(Saved entries)
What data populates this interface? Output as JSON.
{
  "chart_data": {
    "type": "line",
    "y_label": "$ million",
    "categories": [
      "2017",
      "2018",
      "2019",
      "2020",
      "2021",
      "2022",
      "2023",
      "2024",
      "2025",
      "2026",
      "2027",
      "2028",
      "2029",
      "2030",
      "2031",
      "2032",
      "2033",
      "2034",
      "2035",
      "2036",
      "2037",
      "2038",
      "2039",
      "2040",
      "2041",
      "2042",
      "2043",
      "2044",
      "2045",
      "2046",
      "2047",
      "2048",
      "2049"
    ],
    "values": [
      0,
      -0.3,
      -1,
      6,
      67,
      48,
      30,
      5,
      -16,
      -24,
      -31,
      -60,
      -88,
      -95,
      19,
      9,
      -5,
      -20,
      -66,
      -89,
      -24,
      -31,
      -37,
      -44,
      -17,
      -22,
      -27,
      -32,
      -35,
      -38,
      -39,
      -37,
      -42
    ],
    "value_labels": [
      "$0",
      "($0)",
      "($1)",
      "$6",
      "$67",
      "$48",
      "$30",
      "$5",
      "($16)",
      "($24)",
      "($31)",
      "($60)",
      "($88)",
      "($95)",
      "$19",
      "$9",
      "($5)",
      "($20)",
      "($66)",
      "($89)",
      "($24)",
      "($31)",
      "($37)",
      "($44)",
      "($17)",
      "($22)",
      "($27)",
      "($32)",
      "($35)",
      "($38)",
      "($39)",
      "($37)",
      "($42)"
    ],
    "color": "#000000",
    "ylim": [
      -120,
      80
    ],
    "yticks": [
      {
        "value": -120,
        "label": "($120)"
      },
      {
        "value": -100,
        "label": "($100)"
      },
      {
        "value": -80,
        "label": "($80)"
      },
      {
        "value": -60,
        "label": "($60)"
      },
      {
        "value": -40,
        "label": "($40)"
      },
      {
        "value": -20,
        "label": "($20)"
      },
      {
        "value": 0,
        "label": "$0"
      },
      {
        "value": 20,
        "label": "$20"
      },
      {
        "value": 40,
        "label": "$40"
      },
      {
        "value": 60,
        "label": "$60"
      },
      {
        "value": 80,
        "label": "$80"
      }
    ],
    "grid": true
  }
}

● **What you will do**
Copy every line of the records word for word.

● **Reply to the task**
What data populates this interface? Output as JSON.
{
  "chart_data": {
    "type": "line",
    "y_label": "$ million",
    "categories": [
      "2017",
      "2018",
      "2019",
      "2020",
      "2021",
      "2022",
      "2023",
      "2024",
      "2025",
      "2026",
      "2027",
      "2028",
      "2029",
      "2030",
      "2031",
      "2032",
      "2033",
      "2034",
      "2035",
      "2036",
      "2037",
      "2038",
      "2039",
      "2040",
      "2041",
      "2042",
      "2043",
      "2044",
      "2045",
      "2046",
      "2047",
      "2048",
      "2049"
    ],
    "values": [
      0,
      -0.3,
      -1,
      6,
      67,
      48,
      30,
      5,
      -16,
      -24,
      -31,
      -60,
      -88,
      -95,
      19,
      9,
      -5,
      -20,
      -66,
      -89,
      -24,
      -31,
      -37,
      -44,
      -17,
      -22,
      -27,
      -32,
      -35,
      -38,
      -39,
      -37,
      -42
    ],
    "value_labels": [
      "$0",
      "($0)",
      "($1)",
      "$6",
      "$67",
      "$48",
      "$30",
      "$5",
      "($16)",
      "($24)",
      "($31)",
      "($60)",
      "($88)",
      "($95)",
      "$19",
      "$9",
      "($5)",
      "($20)",
      "($66)",
      "($89)",
      "($24)",
      "($31)",
      "($37)",
      "($44)",
      "($17)",
      "($22)",
      "($27)",
      "($32)",
      "($35)",
      "($38)",
      "($39)",
      "($37)",
      "($42)"
    ],
    "color": "#000000",
    "ylim": [
      -120,
      80
    ],
    "yticks": [
      {
        "value": -120,
        "label": "($120)"
      },
      {
        "value": -100,
        "label": "($100)"
      },
      {
        "value": -80,
        "label": "($80)"
      },
      {
        "value": -60,
        "label": "($60)"
      },
      {
        "value": -40,
        "label": "($40)"
      },
      {
        "value": -20,
        "label": "($20)"
      },
      {
        "value": 0,
        "label": "$0"
      },
      {
        "value": 20,
        "label": "$20"
      },
      {
        "value": 40,
        "label": "$40"
      },
      {
        "value": 60,
        "label": "$60"
      },
      {
        "value": 80,
        "label": "$80"
      }
    ],
    "grid": true
  }
}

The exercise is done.